>> start Source extract

I'll have more thoughts on this next time. But for now that renovation job needs to be finished--a gutted room restored to order and beauty to serve our mortal needs. The flooring was laid as I composed the above. The furnishings were moved back in between paragraphs. But the filling of shelves awaits my hands. And I'll hang a picture or two for pleasing effect...

 Our Firstborn

But I'll not let my heart forge here a new Eden. This is merely an entryway to an earthly residence. My true home will be glorious--prepared for me by the Master of Make Overs--the One who has fashioned my heart and made it new. He is the only One this heart was made to worship, while I wait for all things to be restored and sin to be banished for good

--LS

I charge you in the presence of God, who gives life to all things, and of Christ Jesus, who in his testimony before Pontius Pilate made the good confession,(Cf. Matt.27:11) to keep the commandment (Cf. I Tim.1:5 , John 13:34 ) unstained and free from reproach until the appearing of our Lord Jesus Christ, which he will display at the proper time--he who is the blessed and only Sovereign, the King of kings and Lord of lords, who alone has immortality, who dwells in unapproachable light, whom no one has ever seen or can see. To him be honor and eternal dominion. Amen. As for the rich in this present age, charge them not to be haughty, nor to set their hopes on the uncertainty of riches, but on God, who richly provides us with everything to enjoy.
I Tim. 6:13-17

Now unto him that is able to keep you from falling, and to present you faultless before the presence of his glory with exceeding joy, to the only wise God our Saviour, be glory and majesty, dominion and power, both now and ever. Amen. Jude 1:24,25

2 comments:

A Daughter of the King said...

>> end Source extract

#### What to do:
Reproduce the stretch of the renovation post from "I'll have more" through "for pleasing effect..." word for word.

>> start Information shown

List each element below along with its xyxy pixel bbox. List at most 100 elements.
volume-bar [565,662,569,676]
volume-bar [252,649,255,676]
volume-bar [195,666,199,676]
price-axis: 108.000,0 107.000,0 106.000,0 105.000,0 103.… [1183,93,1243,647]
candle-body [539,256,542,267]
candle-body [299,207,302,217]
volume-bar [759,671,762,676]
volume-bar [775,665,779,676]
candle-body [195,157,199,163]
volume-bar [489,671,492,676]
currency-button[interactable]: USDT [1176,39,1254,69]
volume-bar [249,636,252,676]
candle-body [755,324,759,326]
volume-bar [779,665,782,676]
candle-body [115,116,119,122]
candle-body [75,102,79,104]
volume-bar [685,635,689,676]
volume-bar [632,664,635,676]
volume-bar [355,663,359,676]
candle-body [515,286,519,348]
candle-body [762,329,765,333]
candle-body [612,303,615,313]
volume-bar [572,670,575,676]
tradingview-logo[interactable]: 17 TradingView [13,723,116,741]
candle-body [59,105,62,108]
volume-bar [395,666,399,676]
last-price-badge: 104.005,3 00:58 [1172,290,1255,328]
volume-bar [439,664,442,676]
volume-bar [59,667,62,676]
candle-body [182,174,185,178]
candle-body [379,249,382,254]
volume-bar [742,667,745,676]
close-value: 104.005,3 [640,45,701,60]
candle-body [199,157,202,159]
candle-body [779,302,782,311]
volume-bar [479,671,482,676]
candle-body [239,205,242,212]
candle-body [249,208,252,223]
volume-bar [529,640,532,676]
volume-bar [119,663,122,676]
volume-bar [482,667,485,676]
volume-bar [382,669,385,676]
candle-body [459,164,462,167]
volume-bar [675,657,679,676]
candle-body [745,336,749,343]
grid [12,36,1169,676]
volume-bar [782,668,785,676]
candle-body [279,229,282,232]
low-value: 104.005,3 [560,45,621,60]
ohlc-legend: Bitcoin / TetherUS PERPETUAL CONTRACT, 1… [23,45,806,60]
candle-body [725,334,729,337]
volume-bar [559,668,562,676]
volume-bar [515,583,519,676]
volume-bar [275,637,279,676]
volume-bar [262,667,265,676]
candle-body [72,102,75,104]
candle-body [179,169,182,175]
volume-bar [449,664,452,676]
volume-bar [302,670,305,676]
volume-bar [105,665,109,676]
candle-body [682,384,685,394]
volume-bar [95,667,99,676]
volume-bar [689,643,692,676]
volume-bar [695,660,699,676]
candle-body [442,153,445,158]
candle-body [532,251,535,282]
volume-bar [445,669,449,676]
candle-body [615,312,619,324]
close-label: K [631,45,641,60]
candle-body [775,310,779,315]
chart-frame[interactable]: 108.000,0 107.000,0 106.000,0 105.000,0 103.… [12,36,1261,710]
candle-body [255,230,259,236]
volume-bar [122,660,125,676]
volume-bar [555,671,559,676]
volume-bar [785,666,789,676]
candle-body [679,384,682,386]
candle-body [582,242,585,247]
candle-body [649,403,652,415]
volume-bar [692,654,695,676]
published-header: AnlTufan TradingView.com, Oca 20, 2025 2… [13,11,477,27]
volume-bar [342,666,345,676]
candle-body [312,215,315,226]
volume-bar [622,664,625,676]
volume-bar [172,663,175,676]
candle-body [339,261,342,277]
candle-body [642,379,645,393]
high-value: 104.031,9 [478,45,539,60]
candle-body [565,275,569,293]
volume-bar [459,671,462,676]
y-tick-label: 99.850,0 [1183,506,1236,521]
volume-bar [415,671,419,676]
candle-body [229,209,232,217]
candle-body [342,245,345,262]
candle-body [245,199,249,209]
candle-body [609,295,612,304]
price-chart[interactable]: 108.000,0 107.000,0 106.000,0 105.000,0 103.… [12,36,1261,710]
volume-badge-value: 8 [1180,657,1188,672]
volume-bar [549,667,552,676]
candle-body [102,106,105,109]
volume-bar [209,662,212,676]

>> end Information shown

#### Answer to the exercise:
I'll have more thoughts on this next time. But for now that renovation job needs to be finished--a gutted room restored to order and beauty to serve our mortal needs. The flooring was laid as I composed the above. The furnishings were moved back in between paragraphs. But the filling of shelves awaits my hands. And I'll hang a picture or two for pleasing effect...